• _OBJECTIVE_
In the entries below, find every line holding the string "headset" and collect it.

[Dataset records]
◇ ◇ ◇

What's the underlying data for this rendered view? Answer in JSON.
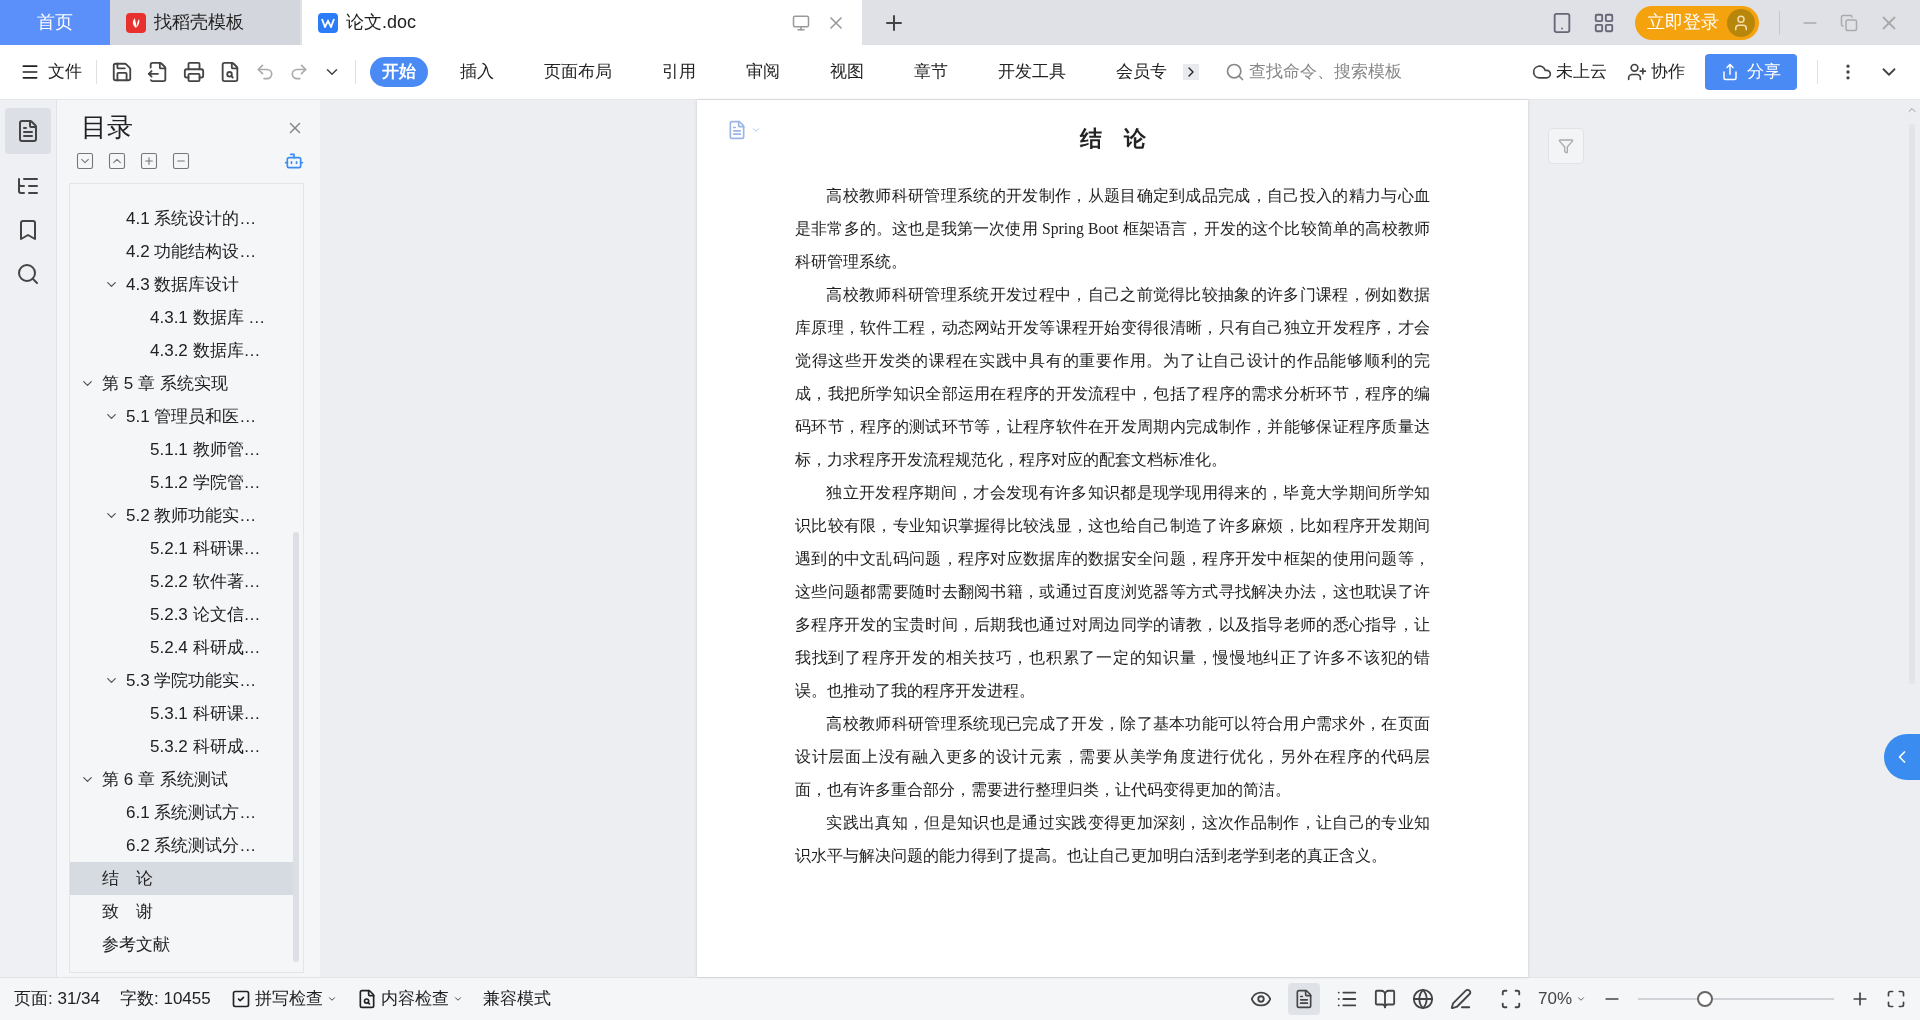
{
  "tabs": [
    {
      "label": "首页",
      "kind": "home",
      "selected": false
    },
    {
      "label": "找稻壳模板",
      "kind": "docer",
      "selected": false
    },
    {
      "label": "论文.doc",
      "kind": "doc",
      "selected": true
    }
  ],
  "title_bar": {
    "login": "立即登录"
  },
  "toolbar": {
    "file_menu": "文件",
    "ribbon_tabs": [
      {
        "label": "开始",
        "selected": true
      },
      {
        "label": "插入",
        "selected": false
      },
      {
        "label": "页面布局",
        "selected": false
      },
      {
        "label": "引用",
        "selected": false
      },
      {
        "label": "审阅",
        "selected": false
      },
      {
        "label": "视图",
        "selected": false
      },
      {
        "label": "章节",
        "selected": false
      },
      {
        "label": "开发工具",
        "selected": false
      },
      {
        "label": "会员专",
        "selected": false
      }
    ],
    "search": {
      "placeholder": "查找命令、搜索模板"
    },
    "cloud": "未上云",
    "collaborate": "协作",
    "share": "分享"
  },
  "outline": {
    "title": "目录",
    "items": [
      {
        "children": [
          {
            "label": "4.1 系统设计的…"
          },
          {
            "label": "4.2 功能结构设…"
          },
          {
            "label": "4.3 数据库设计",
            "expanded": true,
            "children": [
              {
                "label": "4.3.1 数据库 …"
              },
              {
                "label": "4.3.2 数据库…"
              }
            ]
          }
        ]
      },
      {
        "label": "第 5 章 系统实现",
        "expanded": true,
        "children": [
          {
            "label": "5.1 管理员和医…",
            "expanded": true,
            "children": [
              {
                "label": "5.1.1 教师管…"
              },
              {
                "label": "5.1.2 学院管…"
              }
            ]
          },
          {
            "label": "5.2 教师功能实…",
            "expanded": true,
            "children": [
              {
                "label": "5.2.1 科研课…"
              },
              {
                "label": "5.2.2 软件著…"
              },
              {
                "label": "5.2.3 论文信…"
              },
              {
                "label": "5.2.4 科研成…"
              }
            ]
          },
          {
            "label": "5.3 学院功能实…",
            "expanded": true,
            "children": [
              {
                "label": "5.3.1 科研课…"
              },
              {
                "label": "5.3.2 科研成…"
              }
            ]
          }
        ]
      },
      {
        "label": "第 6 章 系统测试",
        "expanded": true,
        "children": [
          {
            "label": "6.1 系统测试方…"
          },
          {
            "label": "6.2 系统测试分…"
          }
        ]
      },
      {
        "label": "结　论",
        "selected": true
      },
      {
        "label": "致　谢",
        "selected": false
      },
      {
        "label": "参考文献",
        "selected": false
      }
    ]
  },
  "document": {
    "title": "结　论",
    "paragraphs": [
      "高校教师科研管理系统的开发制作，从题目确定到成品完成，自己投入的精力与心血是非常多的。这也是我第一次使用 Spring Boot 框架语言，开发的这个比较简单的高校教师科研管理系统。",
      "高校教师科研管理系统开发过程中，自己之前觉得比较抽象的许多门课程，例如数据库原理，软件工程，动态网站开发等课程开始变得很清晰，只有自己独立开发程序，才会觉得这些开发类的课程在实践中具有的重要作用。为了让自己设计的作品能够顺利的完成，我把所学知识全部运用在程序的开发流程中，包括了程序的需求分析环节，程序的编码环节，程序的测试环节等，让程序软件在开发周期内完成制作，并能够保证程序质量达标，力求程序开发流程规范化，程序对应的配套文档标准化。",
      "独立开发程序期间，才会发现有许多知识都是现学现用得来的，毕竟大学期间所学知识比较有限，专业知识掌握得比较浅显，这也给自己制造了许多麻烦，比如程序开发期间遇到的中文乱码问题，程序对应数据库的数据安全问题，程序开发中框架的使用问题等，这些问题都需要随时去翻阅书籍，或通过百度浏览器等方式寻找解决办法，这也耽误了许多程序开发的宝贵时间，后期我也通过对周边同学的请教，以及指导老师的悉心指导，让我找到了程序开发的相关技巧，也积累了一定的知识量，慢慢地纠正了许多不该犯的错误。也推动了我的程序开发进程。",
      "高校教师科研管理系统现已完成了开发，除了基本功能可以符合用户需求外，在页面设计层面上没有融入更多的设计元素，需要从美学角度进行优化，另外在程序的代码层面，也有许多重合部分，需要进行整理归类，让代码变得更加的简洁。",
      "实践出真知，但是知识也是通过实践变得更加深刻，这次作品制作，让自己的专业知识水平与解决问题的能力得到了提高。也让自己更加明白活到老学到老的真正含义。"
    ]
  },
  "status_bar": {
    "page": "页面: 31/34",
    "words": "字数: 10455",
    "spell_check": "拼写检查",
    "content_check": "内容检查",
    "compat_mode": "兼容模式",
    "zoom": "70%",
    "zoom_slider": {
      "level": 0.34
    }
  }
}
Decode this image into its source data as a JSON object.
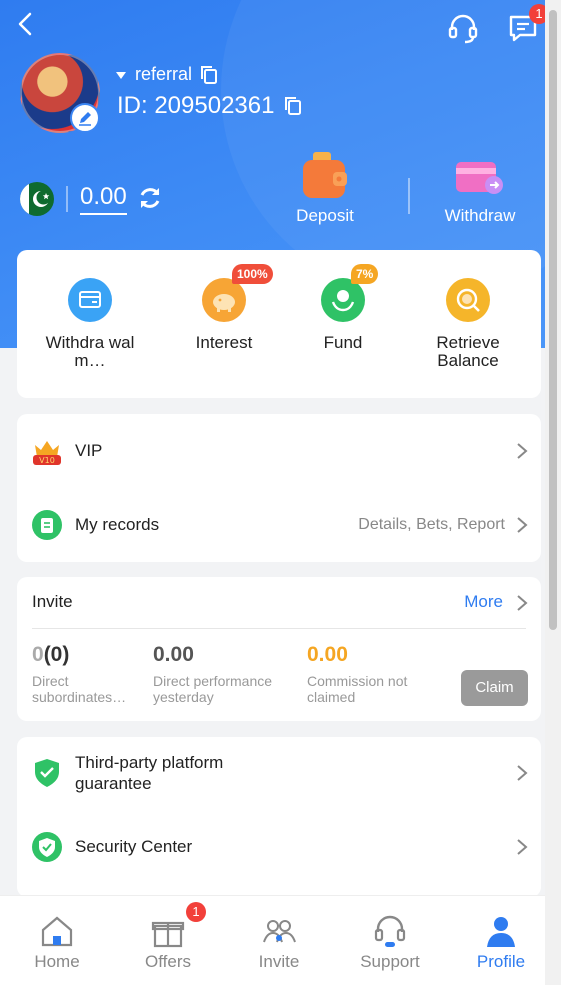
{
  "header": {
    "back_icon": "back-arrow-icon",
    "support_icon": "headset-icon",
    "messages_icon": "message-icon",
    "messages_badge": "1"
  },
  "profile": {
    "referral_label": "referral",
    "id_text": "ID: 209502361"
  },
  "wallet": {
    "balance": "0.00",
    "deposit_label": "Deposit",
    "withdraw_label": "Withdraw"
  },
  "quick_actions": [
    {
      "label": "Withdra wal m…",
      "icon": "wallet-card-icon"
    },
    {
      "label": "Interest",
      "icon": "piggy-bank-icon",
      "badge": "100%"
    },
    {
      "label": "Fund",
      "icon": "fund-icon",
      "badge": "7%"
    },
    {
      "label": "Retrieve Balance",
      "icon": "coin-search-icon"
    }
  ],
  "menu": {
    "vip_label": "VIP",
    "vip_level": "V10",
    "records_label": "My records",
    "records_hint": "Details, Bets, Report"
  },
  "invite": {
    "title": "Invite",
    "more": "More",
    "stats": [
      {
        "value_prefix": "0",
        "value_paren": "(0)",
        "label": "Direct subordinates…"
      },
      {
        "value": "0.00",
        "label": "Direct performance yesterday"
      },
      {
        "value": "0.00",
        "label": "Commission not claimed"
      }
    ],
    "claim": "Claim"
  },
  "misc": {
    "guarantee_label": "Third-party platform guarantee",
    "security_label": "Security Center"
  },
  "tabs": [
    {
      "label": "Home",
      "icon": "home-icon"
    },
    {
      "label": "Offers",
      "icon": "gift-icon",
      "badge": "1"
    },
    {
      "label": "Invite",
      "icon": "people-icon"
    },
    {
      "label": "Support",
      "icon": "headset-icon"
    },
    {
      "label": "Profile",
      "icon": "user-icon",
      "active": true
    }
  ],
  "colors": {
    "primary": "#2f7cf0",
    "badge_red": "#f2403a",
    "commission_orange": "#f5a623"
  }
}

◇ ◇ ◇

• _EXPECTED ANSWER_
    "support_icon": "headset-icon",
      "icon": "headset-icon"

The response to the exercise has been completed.